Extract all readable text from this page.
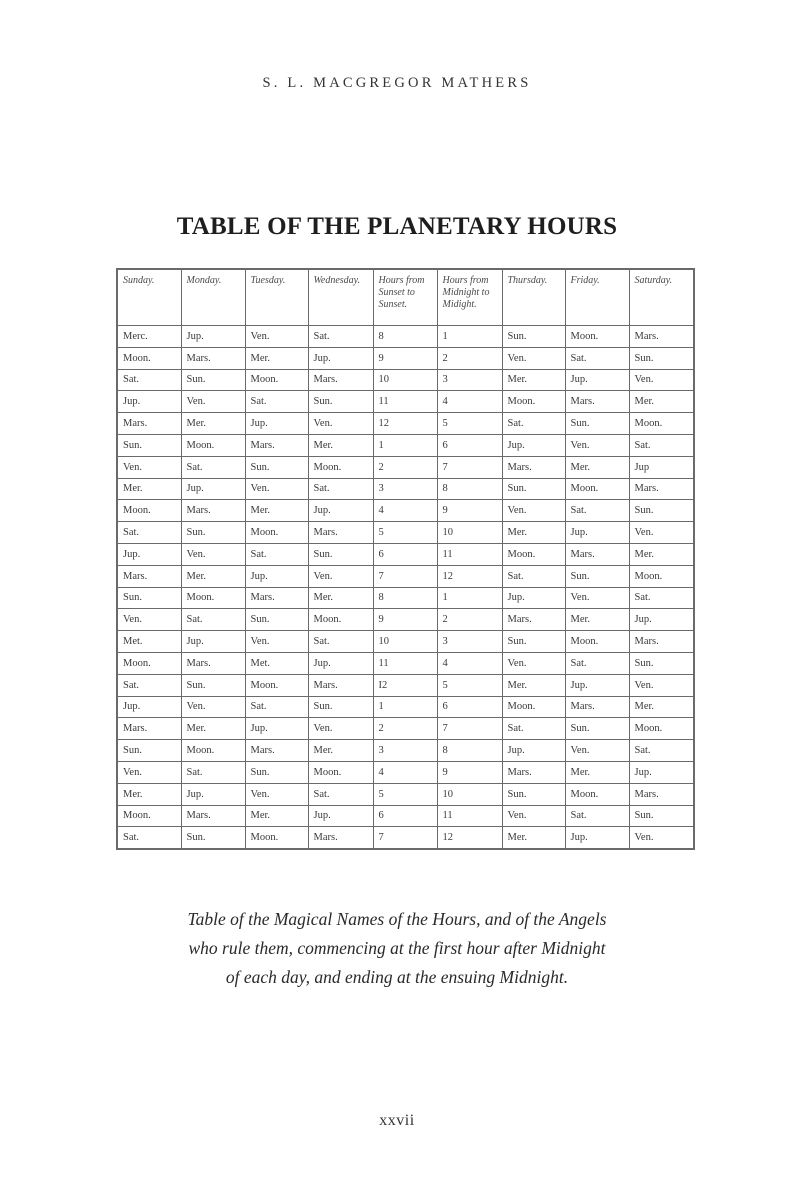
S. L. MACGREGOR MATHERS
TABLE OF THE PLANETARY HOURS
Sunday.	Monday.	Tuesday.	Wednesday.	Hours from Sunset to Sunset.	Hours from Midnight to Midight.	Thursday.	Friday.	Saturday.
Merc.	Jup.	Ven.	Sat.	8	1	Sun.	Moon.	Mars.
Moon.	Mars.	Mer.	Jup.	9	2	Ven.	Sat.	Sun.
Sat.	Sun.	Moon.	Mars.	10	3	Mer.	Jup.	Ven.
Jup.	Ven.	Sat.	Sun.	11	4	Moon.	Mars.	Mer.
Mars.	Mer.	Jup.	Ven.	12	5	Sat.	Sun.	Moon.
Sun.	Moon.	Mars.	Mer.	1	6	Jup.	Ven.	Sat.
Ven.	Sat.	Sun.	Moon.	2	7	Mars.	Mer.	Jup
Mer.	Jup.	Ven.	Sat.	3	8	Sun.	Moon.	Mars.
Moon.	Mars.	Mer.	Jup.	4	9	Ven.	Sat.	Sun.
Sat.	Sun.	Moon.	Mars.	5	10	Mer.	Jup.	Ven.
Jup.	Ven.	Sat.	Sun.	6	11	Moon.	Mars.	Mer.
Mars.	Mer.	Jup.	Ven.	7	12	Sat.	Sun.	Moon.
Sun.	Moon.	Mars.	Mer.	8	1	Jup.	Ven.	Sat.
Ven.	Sat.	Sun.	Moon.	9	2	Mars.	Mer.	Jup.
Met.	Jup.	Ven.	Sat.	10	3	Sun.	Moon.	Mars.
Moon.	Mars.	Met.	Jup.	11	4	Ven.	Sat.	Sun.
Sat.	Sun.	Moon.	Mars.	I2	5	Mer.	Jup.	Ven.
Jup.	Ven.	Sat.	Sun.	1	6	Moon.	Mars.	Mer.
Mars.	Mer.	Jup.	Ven.	2	7	Sat.	Sun.	Moon.
Sun.	Moon.	Mars.	Mer.	3	8	Jup.	Ven.	Sat.
Ven.	Sat.	Sun.	Moon.	4	9	Mars.	Mer.	Jup.
Mer.	Jup.	Ven.	Sat.	5	10	Sun.	Moon.	Mars.
Moon.	Mars.	Mer.	Jup.	6	11	Ven.	Sat.	Sun.
Sat.	Sun.	Moon.	Mars.	7	12	Mer.	Jup.	Ven.
Table of the Magical Names of the Hours, and of the Angels
who rule them, commencing at the first hour after Midnight
of each day, and ending at the ensuing Midnight.
xxvii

────────

→ **Stated goal**: Reproduce the whole listing above word for word, but not its pictures.

→ **Task response**:
Extract all readable text from this page.
S. L. MACGREGOR MATHERS
TABLE OF THE PLANETARY HOURS
Sunday.	Monday.	Tuesday.	Wednesday.	Hours from Sunset to Sunset.	Hours from Midnight to Midight.	Thursday.	Friday.	Saturday.
Merc.	Jup.	Ven.	Sat.	8	1	Sun.	Moon.	Mars.
Moon.	Mars.	Mer.	Jup.	9	2	Ven.	Sat.	Sun.
Sat.	Sun.	Moon.	Mars.	10	3	Mer.	Jup.	Ven.
Jup.	Ven.	Sat.	Sun.	11	4	Moon.	Mars.	Mer.
Mars.	Mer.	Jup.	Ven.	12	5	Sat.	Sun.	Moon.
Sun.	Moon.	Mars.	Mer.	1	6	Jup.	Ven.	Sat.
Ven.	Sat.	Sun.	Moon.	2	7	Mars.	Mer.	Jup
Mer.	Jup.	Ven.	Sat.	3	8	Sun.	Moon.	Mars.
Moon.	Mars.	Mer.	Jup.	4	9	Ven.	Sat.	Sun.
Sat.	Sun.	Moon.	Mars.	5	10	Mer.	Jup.	Ven.
Jup.	Ven.	Sat.	Sun.	6	11	Moon.	Mars.	Mer.
Mars.	Mer.	Jup.	Ven.	7	12	Sat.	Sun.	Moon.
Sun.	Moon.	Mars.	Mer.	8	1	Jup.	Ven.	Sat.
Ven.	Sat.	Sun.	Moon.	9	2	Mars.	Mer.	Jup.
Met.	Jup.	Ven.	Sat.	10	3	Sun.	Moon.	Mars.
Moon.	Mars.	Met.	Jup.	11	4	Ven.	Sat.	Sun.
Sat.	Sun.	Moon.	Mars.	I2	5	Mer.	Jup.	Ven.
Jup.	Ven.	Sat.	Sun.	1	6	Moon.	Mars.	Mer.
Mars.	Mer.	Jup.	Ven.	2	7	Sat.	Sun.	Moon.
Sun.	Moon.	Mars.	Mer.	3	8	Jup.	Ven.	Sat.
Ven.	Sat.	Sun.	Moon.	4	9	Mars.	Mer.	Jup.
Mer.	Jup.	Ven.	Sat.	5	10	Sun.	Moon.	Mars.
Moon.	Mars.	Mer.	Jup.	6	11	Ven.	Sat.	Sun.
Sat.	Sun.	Moon.	Mars.	7	12	Mer.	Jup.	Ven.
Table of the Magical Names of the Hours, and of the Angels
who rule them, commencing at the first hour after Midnight
of each day, and ending at the ensuing Midnight.
xxvii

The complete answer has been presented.